- **RECORD SET**
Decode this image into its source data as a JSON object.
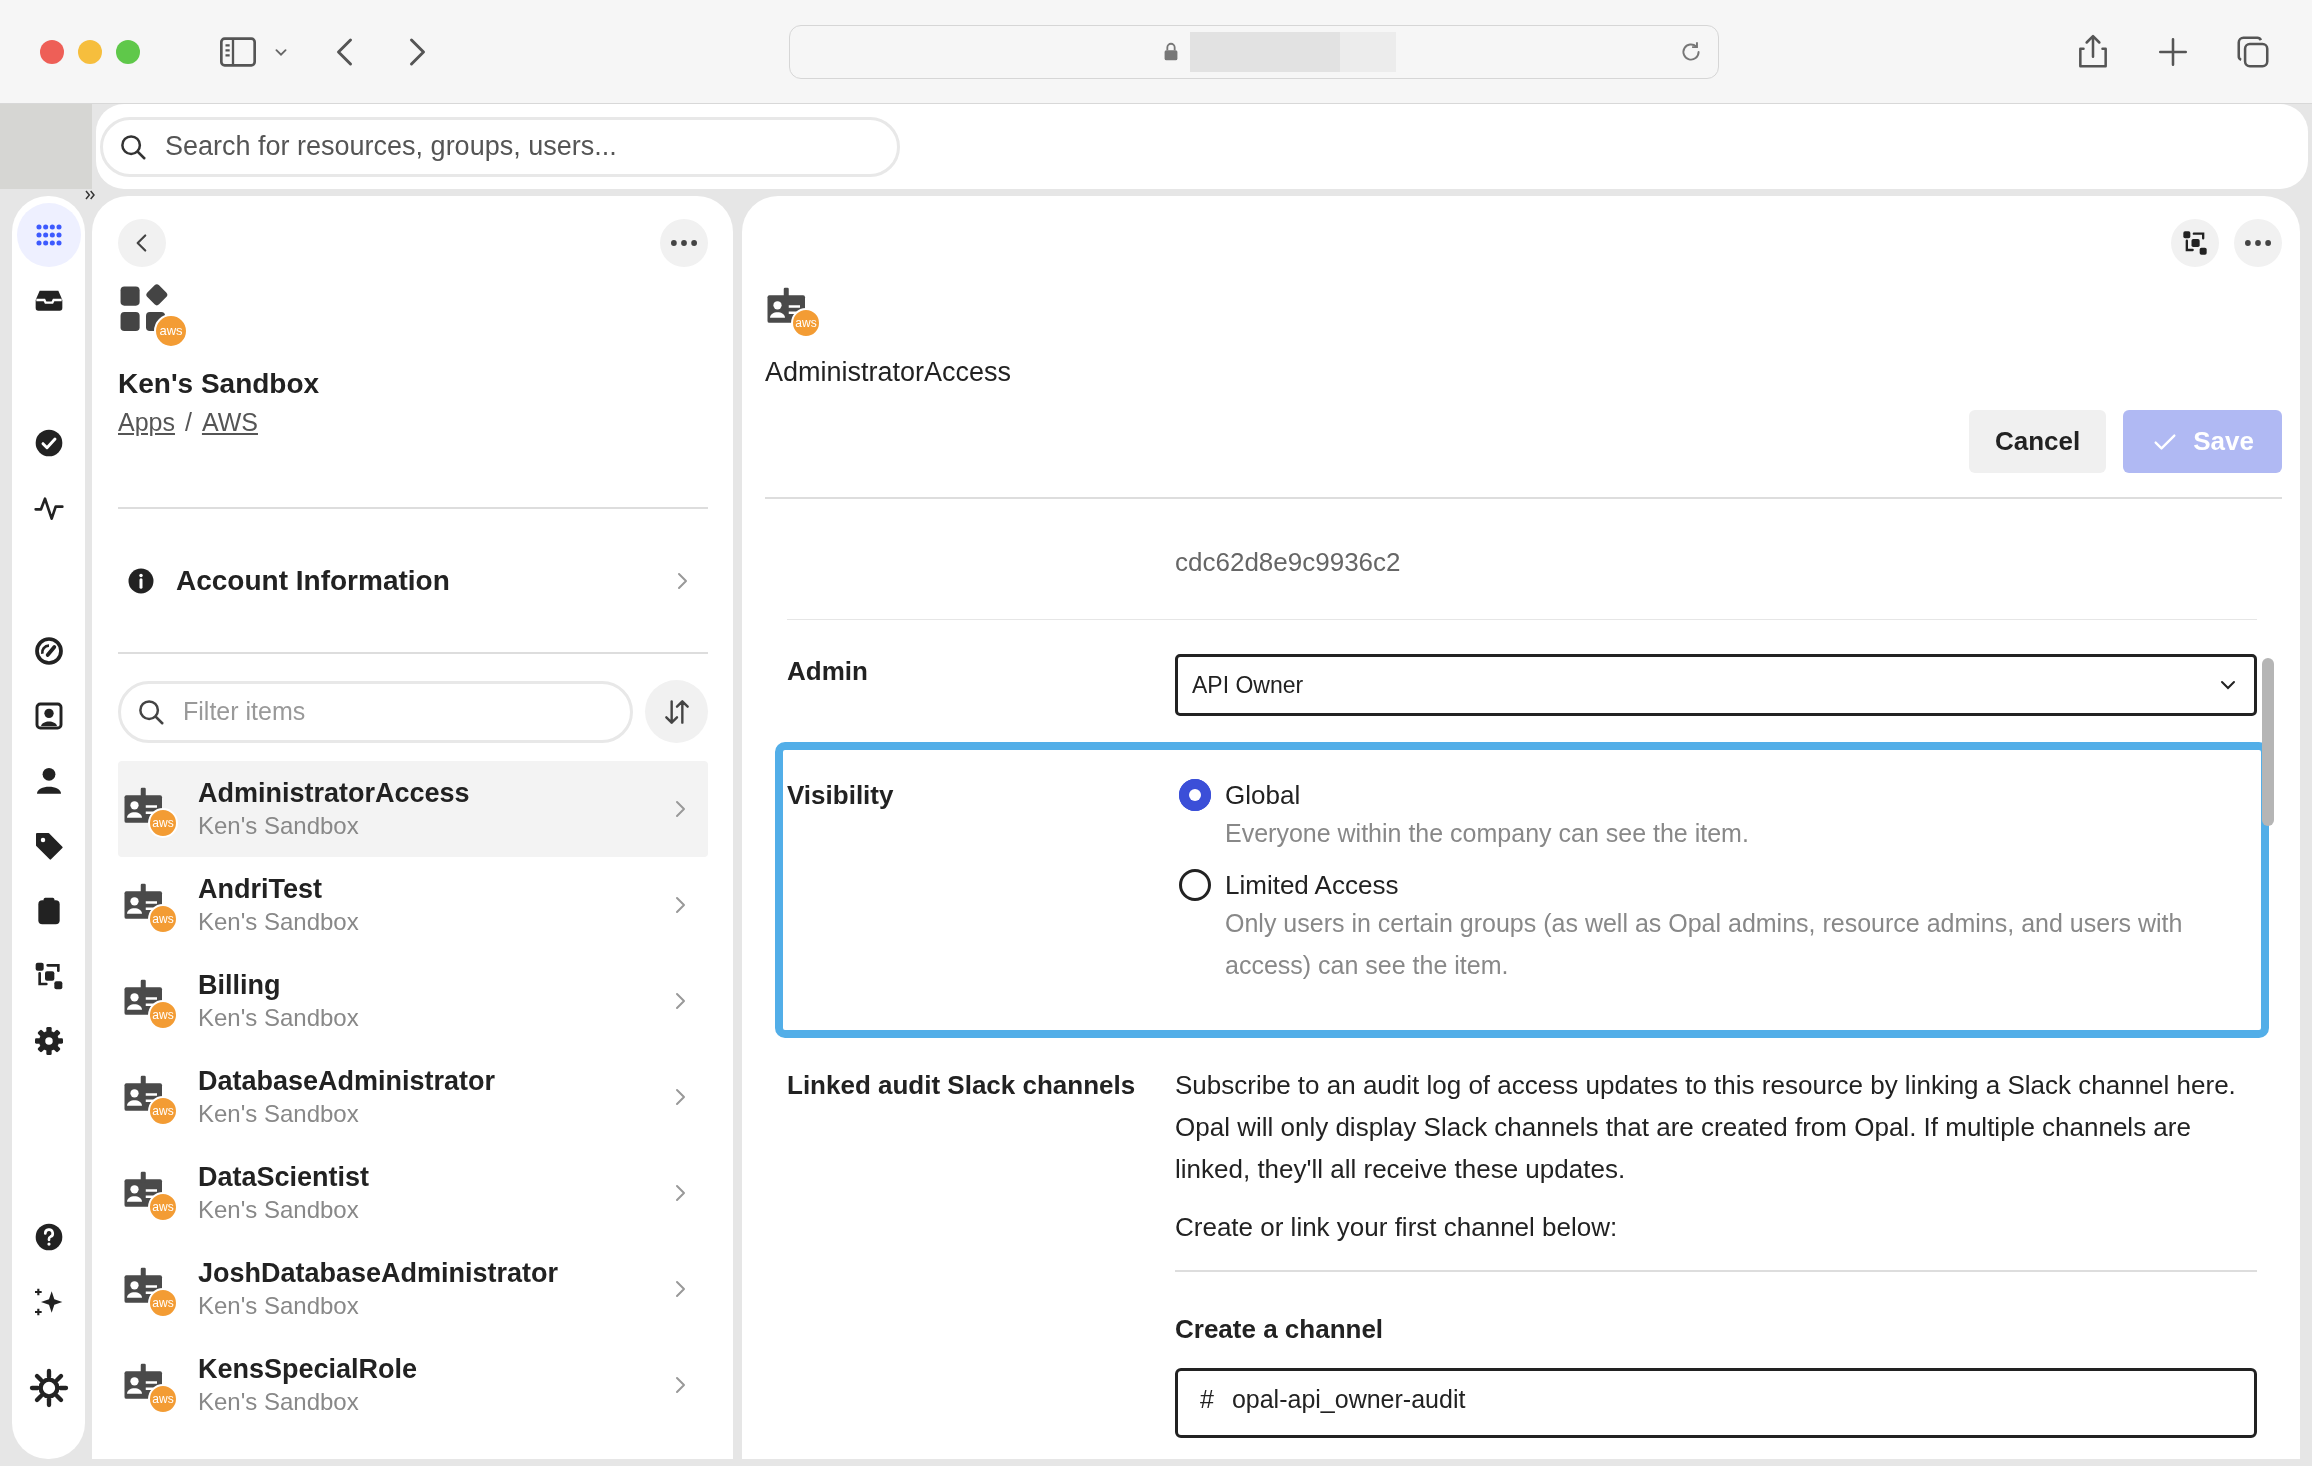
{
  "search": {
    "placeholder": "Search for resources, groups, users..."
  },
  "nav_rail": [
    {
      "kind": "apps",
      "selected": true
    },
    {
      "kind": "inbox",
      "selected": false
    },
    {
      "kind": "check",
      "selected": false
    },
    {
      "kind": "activity",
      "selected": false
    },
    {
      "kind": "gauge",
      "selected": false
    },
    {
      "kind": "contact",
      "selected": false
    },
    {
      "kind": "user",
      "selected": false
    },
    {
      "kind": "tag",
      "selected": false
    },
    {
      "kind": "clipboard",
      "selected": false
    },
    {
      "kind": "flow",
      "selected": false
    },
    {
      "kind": "gear",
      "selected": false
    },
    {
      "kind": "help",
      "selected": false
    },
    {
      "kind": "sparkle",
      "selected": false
    },
    {
      "kind": "theme",
      "selected": false
    }
  ],
  "app": {
    "title": "Ken's Sandbox",
    "badge": "aws",
    "breadcrumbs": [
      "Apps",
      "AWS"
    ],
    "separator": "/"
  },
  "account_section": {
    "label": "Account Information"
  },
  "filter": {
    "placeholder": "Filter items"
  },
  "items": [
    {
      "name": "AdministratorAccess",
      "subtitle": "Ken's Sandbox",
      "badge": "aws",
      "selected": true
    },
    {
      "name": "AndriTest",
      "subtitle": "Ken's Sandbox",
      "badge": "aws",
      "selected": false
    },
    {
      "name": "Billing",
      "subtitle": "Ken's Sandbox",
      "badge": "aws",
      "selected": false
    },
    {
      "name": "DatabaseAdministrator",
      "subtitle": "Ken's Sandbox",
      "badge": "aws",
      "selected": false
    },
    {
      "name": "DataScientist",
      "subtitle": "Ken's Sandbox",
      "badge": "aws",
      "selected": false
    },
    {
      "name": "JoshDatabaseAdministrator",
      "subtitle": "Ken's Sandbox",
      "badge": "aws",
      "selected": false
    },
    {
      "name": "KensSpecialRole",
      "subtitle": "Ken's Sandbox",
      "badge": "aws",
      "selected": false
    }
  ],
  "detail": {
    "title": "AdministratorAccess",
    "badge": "aws",
    "buttons": [
      {
        "kind": "cancel",
        "label": "Cancel",
        "disabled": false
      },
      {
        "kind": "save",
        "label": "Save",
        "disabled": true
      }
    ],
    "rows": [
      {
        "kind": "text",
        "value": "cdc62d8e9c9936c2"
      },
      {
        "kind": "select",
        "label": "Admin",
        "value": "API Owner"
      },
      {
        "kind": "radio",
        "label": "Visibility",
        "highlighted": true,
        "options": [
          {
            "label": "Global",
            "description": "Everyone within the company can see the item.",
            "selected": true
          },
          {
            "label": "Limited Access",
            "description": "Only users in certain groups (as well as Opal admins, resource admins, and users with access) can see the item.",
            "selected": false
          }
        ]
      },
      {
        "kind": "slack",
        "label": "Linked audit Slack channels",
        "paragraphs": [
          "Subscribe to an audit log of access updates to this resource by linking a Slack channel here. Opal will only display Slack channels that are created from Opal. If multiple channels are linked, they'll all receive these updates.",
          "Create or link your first channel below:"
        ],
        "subheading": "Create a channel",
        "prefix": "#",
        "value": "opal-api_owner-audit"
      }
    ]
  }
}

- **THE TASK**
Each line above is to be copied verbatim. Drop any image from the copy.

- **SOLUTION FOR THIS EXERCISE**
Decode this image into its source data as a JSON object.
{
  "search": {
    "placeholder": "Search for resources, groups, users..."
  },
  "nav_rail": [
    {
      "kind": "apps",
      "selected": true
    },
    {
      "kind": "inbox",
      "selected": false
    },
    {
      "kind": "check",
      "selected": false
    },
    {
      "kind": "activity",
      "selected": false
    },
    {
      "kind": "gauge",
      "selected": false
    },
    {
      "kind": "contact",
      "selected": false
    },
    {
      "kind": "user",
      "selected": false
    },
    {
      "kind": "tag",
      "selected": false
    },
    {
      "kind": "clipboard",
      "selected": false
    },
    {
      "kind": "flow",
      "selected": false
    },
    {
      "kind": "gear",
      "selected": false
    },
    {
      "kind": "help",
      "selected": false
    },
    {
      "kind": "sparkle",
      "selected": false
    },
    {
      "kind": "theme",
      "selected": false
    }
  ],
  "app": {
    "title": "Ken's Sandbox",
    "badge": "aws",
    "breadcrumbs": [
      "Apps",
      "AWS"
    ],
    "separator": "/"
  },
  "account_section": {
    "label": "Account Information"
  },
  "filter": {
    "placeholder": "Filter items"
  },
  "items": [
    {
      "name": "AdministratorAccess",
      "subtitle": "Ken's Sandbox",
      "badge": "aws",
      "selected": true
    },
    {
      "name": "AndriTest",
      "subtitle": "Ken's Sandbox",
      "badge": "aws",
      "selected": false
    },
    {
      "name": "Billing",
      "subtitle": "Ken's Sandbox",
      "badge": "aws",
      "selected": false
    },
    {
      "name": "DatabaseAdministrator",
      "subtitle": "Ken's Sandbox",
      "badge": "aws",
      "selected": false
    },
    {
      "name": "DataScientist",
      "subtitle": "Ken's Sandbox",
      "badge": "aws",
      "selected": false
    },
    {
      "name": "JoshDatabaseAdministrator",
      "subtitle": "Ken's Sandbox",
      "badge": "aws",
      "selected": false
    },
    {
      "name": "KensSpecialRole",
      "subtitle": "Ken's Sandbox",
      "badge": "aws",
      "selected": false
    }
  ],
  "detail": {
    "title": "AdministratorAccess",
    "badge": "aws",
    "buttons": [
      {
        "kind": "cancel",
        "label": "Cancel",
        "disabled": false
      },
      {
        "kind": "save",
        "label": "Save",
        "disabled": true
      }
    ],
    "rows": [
      {
        "kind": "text",
        "value": "cdc62d8e9c9936c2"
      },
      {
        "kind": "select",
        "label": "Admin",
        "value": "API Owner"
      },
      {
        "kind": "radio",
        "label": "Visibility",
        "highlighted": true,
        "options": [
          {
            "label": "Global",
            "description": "Everyone within the company can see the item.",
            "selected": true
          },
          {
            "label": "Limited Access",
            "description": "Only users in certain groups (as well as Opal admins, resource admins, and users with access) can see the item.",
            "selected": false
          }
        ]
      },
      {
        "kind": "slack",
        "label": "Linked audit Slack channels",
        "paragraphs": [
          "Subscribe to an audit log of access updates to this resource by linking a Slack channel here. Opal will only display Slack channels that are created from Opal. If multiple channels are linked, they'll all receive these updates.",
          "Create or link your first channel below:"
        ],
        "subheading": "Create a channel",
        "prefix": "#",
        "value": "opal-api_owner-audit"
      }
    ]
  }
}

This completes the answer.